Task details
Print all the data, keeping every line exactly as it is.

Records for the exercise
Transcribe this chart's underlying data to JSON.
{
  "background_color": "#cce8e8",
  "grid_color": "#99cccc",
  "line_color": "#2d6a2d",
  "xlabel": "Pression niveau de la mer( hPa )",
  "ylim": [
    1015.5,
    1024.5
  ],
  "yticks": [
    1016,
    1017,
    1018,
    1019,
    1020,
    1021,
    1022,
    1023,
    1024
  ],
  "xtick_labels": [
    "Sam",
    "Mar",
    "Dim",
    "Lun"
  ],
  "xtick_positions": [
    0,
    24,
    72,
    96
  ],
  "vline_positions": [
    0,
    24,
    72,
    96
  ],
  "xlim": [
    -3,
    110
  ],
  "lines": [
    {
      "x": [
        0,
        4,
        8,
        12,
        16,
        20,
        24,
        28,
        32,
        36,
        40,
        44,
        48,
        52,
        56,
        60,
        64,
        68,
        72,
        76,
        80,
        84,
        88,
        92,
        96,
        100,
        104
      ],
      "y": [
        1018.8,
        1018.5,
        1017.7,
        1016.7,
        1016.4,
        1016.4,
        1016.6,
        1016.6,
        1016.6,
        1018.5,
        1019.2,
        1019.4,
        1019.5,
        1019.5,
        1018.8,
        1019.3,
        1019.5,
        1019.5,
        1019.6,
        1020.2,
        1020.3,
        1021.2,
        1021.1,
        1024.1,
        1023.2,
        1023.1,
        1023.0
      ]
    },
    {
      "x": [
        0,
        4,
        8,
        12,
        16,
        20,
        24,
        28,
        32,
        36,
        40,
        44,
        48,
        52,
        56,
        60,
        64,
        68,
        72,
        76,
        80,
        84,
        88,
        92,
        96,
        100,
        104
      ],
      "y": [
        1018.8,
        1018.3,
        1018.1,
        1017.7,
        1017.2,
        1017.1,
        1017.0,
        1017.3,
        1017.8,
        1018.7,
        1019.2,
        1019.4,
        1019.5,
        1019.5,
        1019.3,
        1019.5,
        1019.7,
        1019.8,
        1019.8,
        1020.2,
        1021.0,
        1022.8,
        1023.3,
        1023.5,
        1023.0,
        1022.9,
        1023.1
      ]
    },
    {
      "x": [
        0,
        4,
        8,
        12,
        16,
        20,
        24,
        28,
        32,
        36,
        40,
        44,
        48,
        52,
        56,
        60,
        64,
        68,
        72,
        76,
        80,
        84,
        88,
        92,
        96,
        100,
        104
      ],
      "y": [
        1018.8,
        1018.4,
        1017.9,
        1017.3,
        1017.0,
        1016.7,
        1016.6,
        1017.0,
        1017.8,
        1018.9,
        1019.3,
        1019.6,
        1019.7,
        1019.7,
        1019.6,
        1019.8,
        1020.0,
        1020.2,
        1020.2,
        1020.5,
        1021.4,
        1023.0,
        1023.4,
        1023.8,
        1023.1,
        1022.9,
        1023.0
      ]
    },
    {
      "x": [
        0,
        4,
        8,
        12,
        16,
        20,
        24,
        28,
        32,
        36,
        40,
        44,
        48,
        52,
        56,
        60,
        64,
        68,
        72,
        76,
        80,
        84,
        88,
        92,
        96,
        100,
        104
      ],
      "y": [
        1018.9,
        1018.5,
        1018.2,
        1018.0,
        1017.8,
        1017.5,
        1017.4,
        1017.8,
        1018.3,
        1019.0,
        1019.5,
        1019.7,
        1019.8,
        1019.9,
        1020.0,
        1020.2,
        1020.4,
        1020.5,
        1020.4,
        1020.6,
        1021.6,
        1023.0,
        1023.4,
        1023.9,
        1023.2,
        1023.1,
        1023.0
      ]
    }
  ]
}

Answer for this exercise
Transcribe this chart's underlying data to JSON.
{
  "background_color": "#cce8e8",
  "grid_color": "#99cccc",
  "line_color": "#2d6a2d",
  "xlabel": "Pression niveau de la mer( hPa )",
  "ylim": [
    1015.5,
    1024.5
  ],
  "yticks": [
    1016,
    1017,
    1018,
    1019,
    1020,
    1021,
    1022,
    1023,
    1024
  ],
  "xtick_labels": [
    "Sam",
    "Mar",
    "Dim",
    "Lun"
  ],
  "xtick_positions": [
    0,
    24,
    72,
    96
  ],
  "vline_positions": [
    0,
    24,
    72,
    96
  ],
  "xlim": [
    -3,
    110
  ],
  "lines": [
    {
      "x": [
        0,
        4,
        8,
        12,
        16,
        20,
        24,
        28,
        32,
        36,
        40,
        44,
        48,
        52,
        56,
        60,
        64,
        68,
        72,
        76,
        80,
        84,
        88,
        92,
        96,
        100,
        104
      ],
      "y": [
        1018.8,
        1018.5,
        1017.7,
        1016.7,
        1016.4,
        1016.4,
        1016.6,
        1016.6,
        1016.6,
        1018.5,
        1019.2,
        1019.4,
        1019.5,
        1019.5,
        1018.8,
        1019.3,
        1019.5,
        1019.5,
        1019.6,
        1020.2,
        1020.3,
        1021.2,
        1021.1,
        1024.1,
        1023.2,
        1023.1,
        1023.0
      ]
    },
    {
      "x": [
        0,
        4,
        8,
        12,
        16,
        20,
        24,
        28,
        32,
        36,
        40,
        44,
        48,
        52,
        56,
        60,
        64,
        68,
        72,
        76,
        80,
        84,
        88,
        92,
        96,
        100,
        104
      ],
      "y": [
        1018.8,
        1018.3,
        1018.1,
        1017.7,
        1017.2,
        1017.1,
        1017.0,
        1017.3,
        1017.8,
        1018.7,
        1019.2,
        1019.4,
        1019.5,
        1019.5,
        1019.3,
        1019.5,
        1019.7,
        1019.8,
        1019.8,
        1020.2,
        1021.0,
        1022.8,
        1023.3,
        1023.5,
        1023.0,
        1022.9,
        1023.1
      ]
    },
    {
      "x": [
        0,
        4,
        8,
        12,
        16,
        20,
        24,
        28,
        32,
        36,
        40,
        44,
        48,
        52,
        56,
        60,
        64,
        68,
        72,
        76,
        80,
        84,
        88,
        92,
        96,
        100,
        104
      ],
      "y": [
        1018.8,
        1018.4,
        1017.9,
        1017.3,
        1017.0,
        1016.7,
        1016.6,
        1017.0,
        1017.8,
        1018.9,
        1019.3,
        1019.6,
        1019.7,
        1019.7,
        1019.6,
        1019.8,
        1020.0,
        1020.2,
        1020.2,
        1020.5,
        1021.4,
        1023.0,
        1023.4,
        1023.8,
        1023.1,
        1022.9,
        1023.0
      ]
    },
    {
      "x": [
        0,
        4,
        8,
        12,
        16,
        20,
        24,
        28,
        32,
        36,
        40,
        44,
        48,
        52,
        56,
        60,
        64,
        68,
        72,
        76,
        80,
        84,
        88,
        92,
        96,
        100,
        104
      ],
      "y": [
        1018.9,
        1018.5,
        1018.2,
        1018.0,
        1017.8,
        1017.5,
        1017.4,
        1017.8,
        1018.3,
        1019.0,
        1019.5,
        1019.7,
        1019.8,
        1019.9,
        1020.0,
        1020.2,
        1020.4,
        1020.5,
        1020.4,
        1020.6,
        1021.6,
        1023.0,
        1023.4,
        1023.9,
        1023.2,
        1023.1,
        1023.0
      ]
    }
  ]
}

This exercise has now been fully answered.